EXERCISE DIRECTIONS:
All of the data below should be set down again verbatim, without any images.

*** DATA SHOWN Section Begins ***

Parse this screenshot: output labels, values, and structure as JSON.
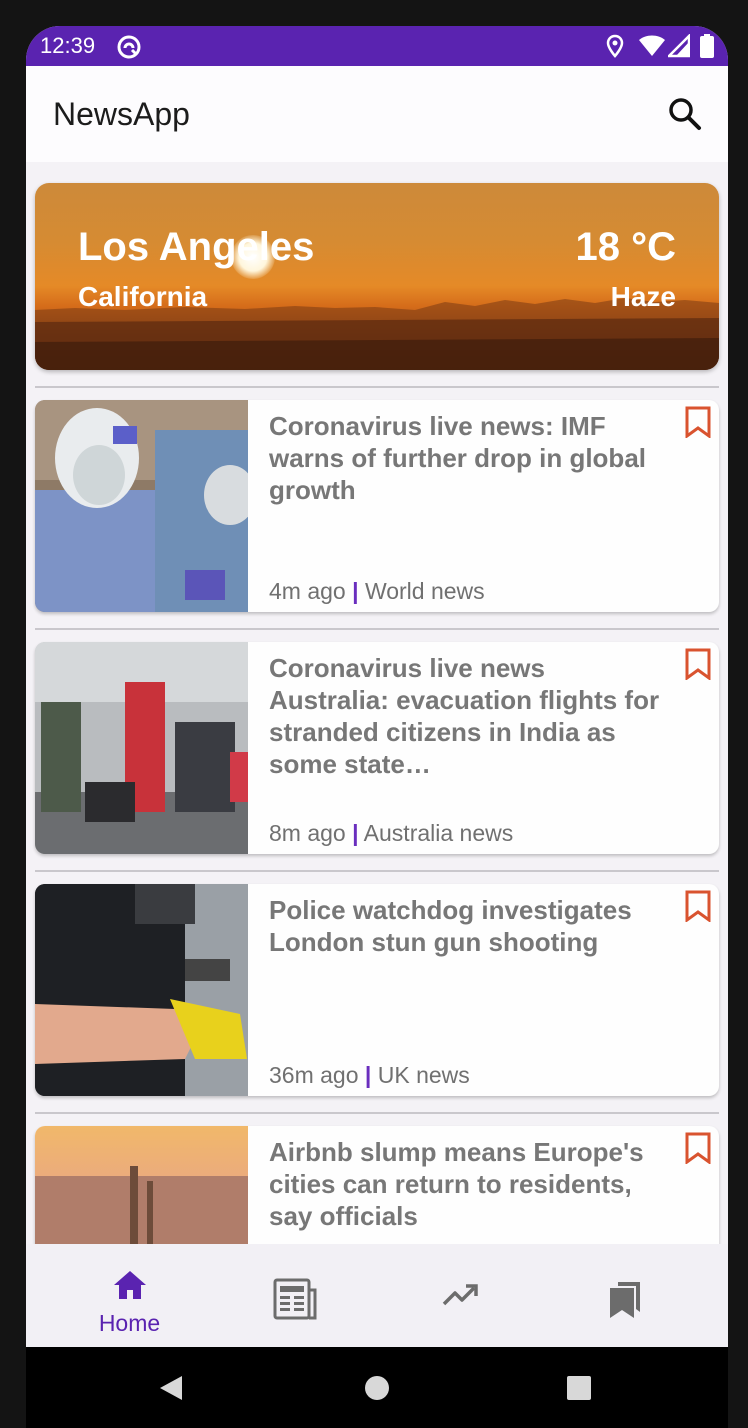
{
  "status_bar": {
    "time": "12:39"
  },
  "app_bar": {
    "title": "NewsApp"
  },
  "weather": {
    "city": "Los Angeles",
    "state": "California",
    "temperature": "18 °C",
    "condition": "Haze"
  },
  "articles": [
    {
      "headline": "Coronavirus live news: IMF warns of further drop in global growth",
      "time": "4m ago",
      "section": "World news"
    },
    {
      "headline": "Coronavirus live news Australia: evacuation flights for stranded citizens in India as some state…",
      "time": "8m ago",
      "section": "Australia news"
    },
    {
      "headline": "Police watchdog investigates London stun gun shooting",
      "time": "36m ago",
      "section": "UK news"
    },
    {
      "headline": "Airbnb slump means Europe's cities can return to residents, say officials",
      "time": "",
      "section": ""
    }
  ],
  "meta_separator": "|",
  "bottom_nav": {
    "home_label": "Home",
    "active": "home"
  },
  "colors": {
    "status_bar": "#5a23b0",
    "accent": "#5a23b0",
    "bookmark": "#d9532f"
  }
}
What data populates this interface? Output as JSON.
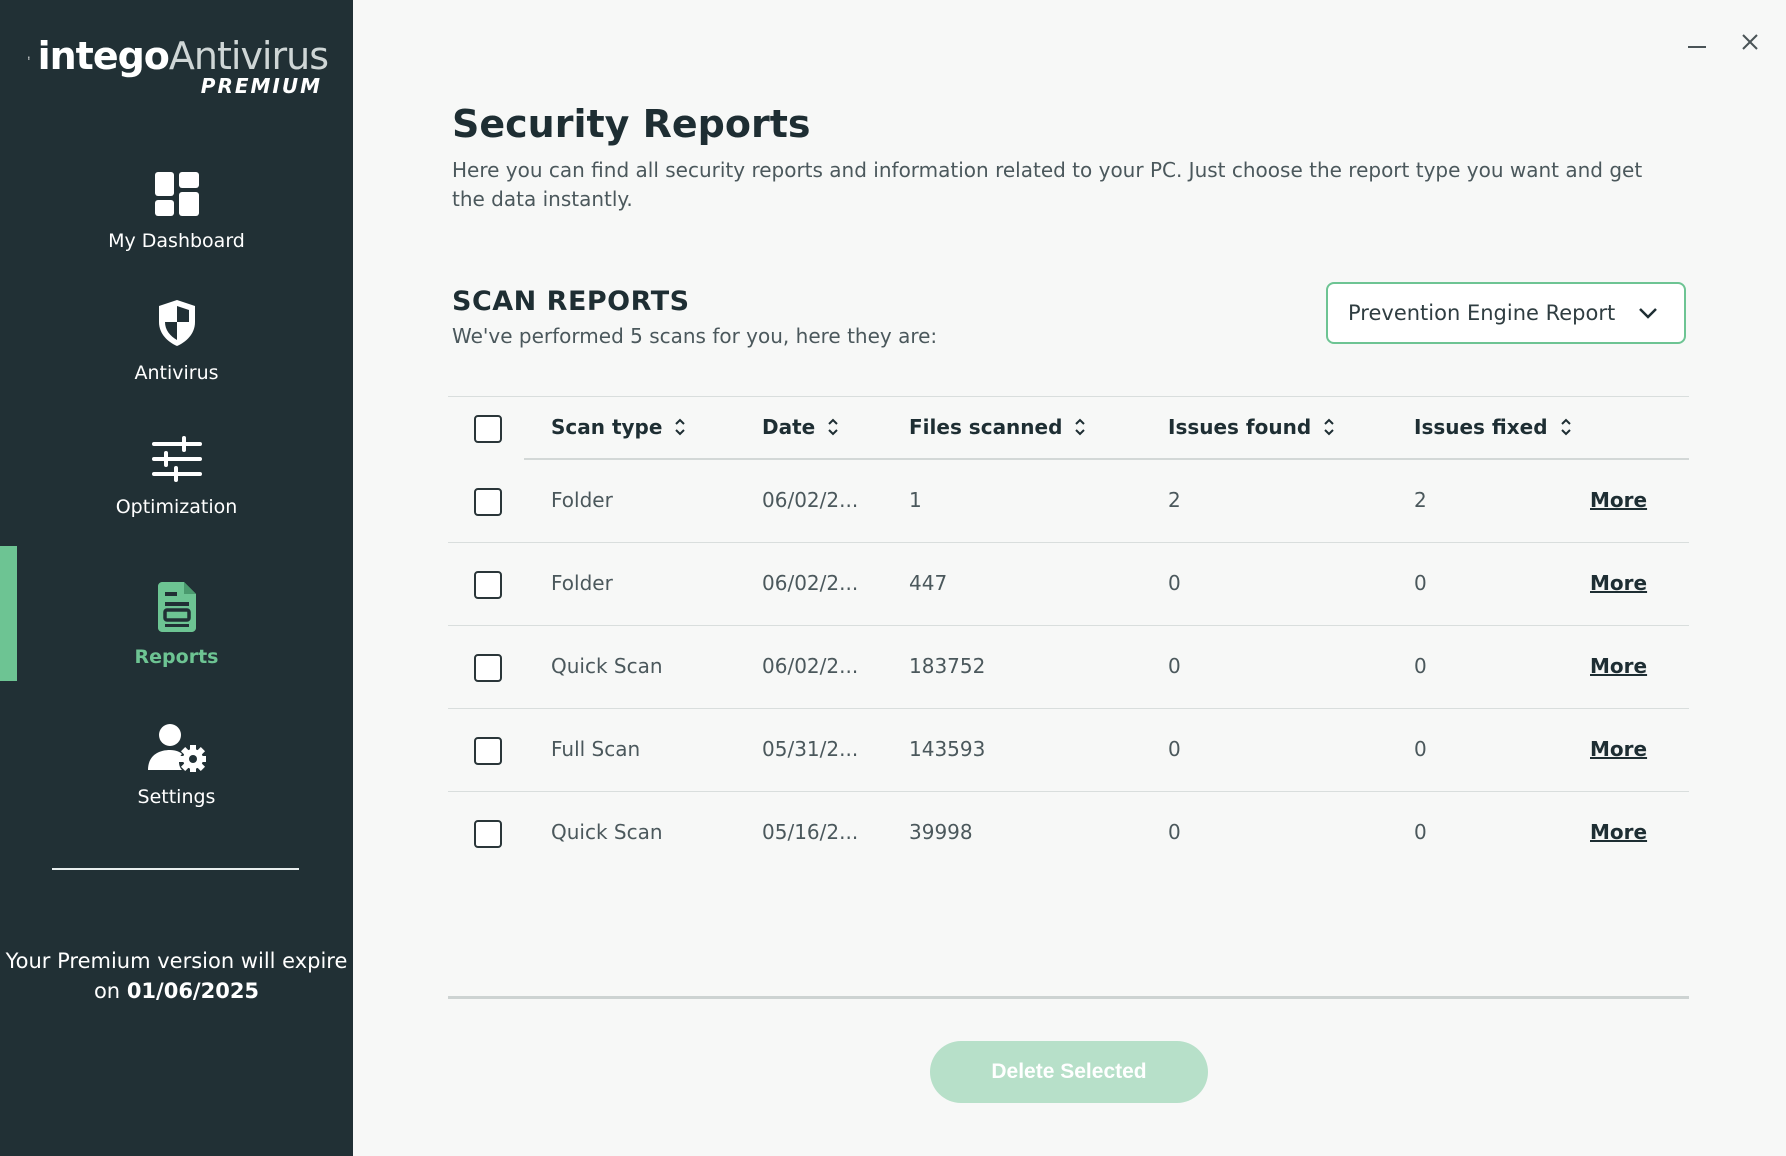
{
  "brand": {
    "name_bold": "intego",
    "name_light": "Antivirus",
    "tier": "PREMIUM"
  },
  "sidebar": {
    "items": [
      {
        "label": "My Dashboard",
        "icon": "dashboard-icon"
      },
      {
        "label": "Antivirus",
        "icon": "shield-icon"
      },
      {
        "label": "Optimization",
        "icon": "sliders-icon"
      },
      {
        "label": "Reports",
        "icon": "report-document-icon",
        "active": true
      },
      {
        "label": "Settings",
        "icon": "user-gear-icon"
      }
    ],
    "expire_text": "Your Premium version will expire on",
    "expire_date": "01/06/2025"
  },
  "colors": {
    "sidebar_bg": "#213035",
    "accent": "#6dc493",
    "button_disabled": "#b7e0c9"
  },
  "page": {
    "title": "Security Reports",
    "description": "Here you can find all security reports and information related to your PC. Just choose the report type you want and get the data instantly."
  },
  "section": {
    "title": "SCAN REPORTS",
    "subtitle": "We've performed 5 scans for you, here they are:"
  },
  "report_type": {
    "selected": "Prevention Engine Report"
  },
  "table": {
    "columns": [
      "Scan type",
      "Date",
      "Files scanned",
      "Issues found",
      "Issues fixed"
    ],
    "more_label": "More",
    "rows": [
      {
        "scan_type": "Folder",
        "date": "06/02/2...",
        "files": "1",
        "found": "2",
        "fixed": "2"
      },
      {
        "scan_type": "Folder",
        "date": "06/02/2...",
        "files": "447",
        "found": "0",
        "fixed": "0"
      },
      {
        "scan_type": "Quick Scan",
        "date": "06/02/2...",
        "files": "183752",
        "found": "0",
        "fixed": "0"
      },
      {
        "scan_type": "Full Scan",
        "date": "05/31/2...",
        "files": "143593",
        "found": "0",
        "fixed": "0"
      },
      {
        "scan_type": "Quick Scan",
        "date": "05/16/2...",
        "files": "39998",
        "found": "0",
        "fixed": "0"
      }
    ]
  },
  "actions": {
    "delete_label": "Delete Selected"
  }
}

*** DATA SHOWN Section Ends ***

ANSWER FOR THIS EXERCISE:
Parse this screenshot: output labels, values, and structure as JSON.
{
  "status_bar": {
    "time": "12:39"
  },
  "app_bar": {
    "title": "NewsApp"
  },
  "weather": {
    "city": "Los Angeles",
    "state": "California",
    "temperature": "18 °C",
    "condition": "Haze"
  },
  "articles": [
    {
      "headline": "Coronavirus live news: IMF warns of further drop in global growth",
      "time": "4m ago",
      "section": "World news"
    },
    {
      "headline": "Coronavirus live news Australia: evacuation flights for stranded citizens in India as some state…",
      "time": "8m ago",
      "section": "Australia news"
    },
    {
      "headline": "Police watchdog investigates London stun gun shooting",
      "time": "36m ago",
      "section": "UK news"
    },
    {
      "headline": "Airbnb slump means Europe's cities can return to residents, say officials",
      "time": "",
      "section": ""
    }
  ],
  "meta_separator": "|",
  "bottom_nav": {
    "home_label": "Home",
    "active": "home"
  },
  "colors": {
    "status_bar": "#5a23b0",
    "accent": "#5a23b0",
    "bookmark": "#d9532f"
  }
}
What data populates this interface? Output as JSON.
{
  "brand": {
    "name_bold": "intego",
    "name_light": "Antivirus",
    "tier": "PREMIUM"
  },
  "sidebar": {
    "items": [
      {
        "label": "My Dashboard",
        "icon": "dashboard-icon"
      },
      {
        "label": "Antivirus",
        "icon": "shield-icon"
      },
      {
        "label": "Optimization",
        "icon": "sliders-icon"
      },
      {
        "label": "Reports",
        "icon": "report-document-icon",
        "active": true
      },
      {
        "label": "Settings",
        "icon": "user-gear-icon"
      }
    ],
    "expire_text": "Your Premium version will expire on",
    "expire_date": "01/06/2025"
  },
  "colors": {
    "sidebar_bg": "#213035",
    "accent": "#6dc493",
    "button_disabled": "#b7e0c9"
  },
  "page": {
    "title": "Security Reports",
    "description": "Here you can find all security reports and information related to your PC. Just choose the report type you want and get the data instantly."
  },
  "section": {
    "title": "SCAN REPORTS",
    "subtitle": "We've performed 5 scans for you, here they are:"
  },
  "report_type": {
    "selected": "Prevention Engine Report"
  },
  "table": {
    "columns": [
      "Scan type",
      "Date",
      "Files scanned",
      "Issues found",
      "Issues fixed"
    ],
    "more_label": "More",
    "rows": [
      {
        "scan_type": "Folder",
        "date": "06/02/2...",
        "files": "1",
        "found": "2",
        "fixed": "2"
      },
      {
        "scan_type": "Folder",
        "date": "06/02/2...",
        "files": "447",
        "found": "0",
        "fixed": "0"
      },
      {
        "scan_type": "Quick Scan",
        "date": "06/02/2...",
        "files": "183752",
        "found": "0",
        "fixed": "0"
      },
      {
        "scan_type": "Full Scan",
        "date": "05/31/2...",
        "files": "143593",
        "found": "0",
        "fixed": "0"
      },
      {
        "scan_type": "Quick Scan",
        "date": "05/16/2...",
        "files": "39998",
        "found": "0",
        "fixed": "0"
      }
    ]
  },
  "actions": {
    "delete_label": "Delete Selected"
  }
}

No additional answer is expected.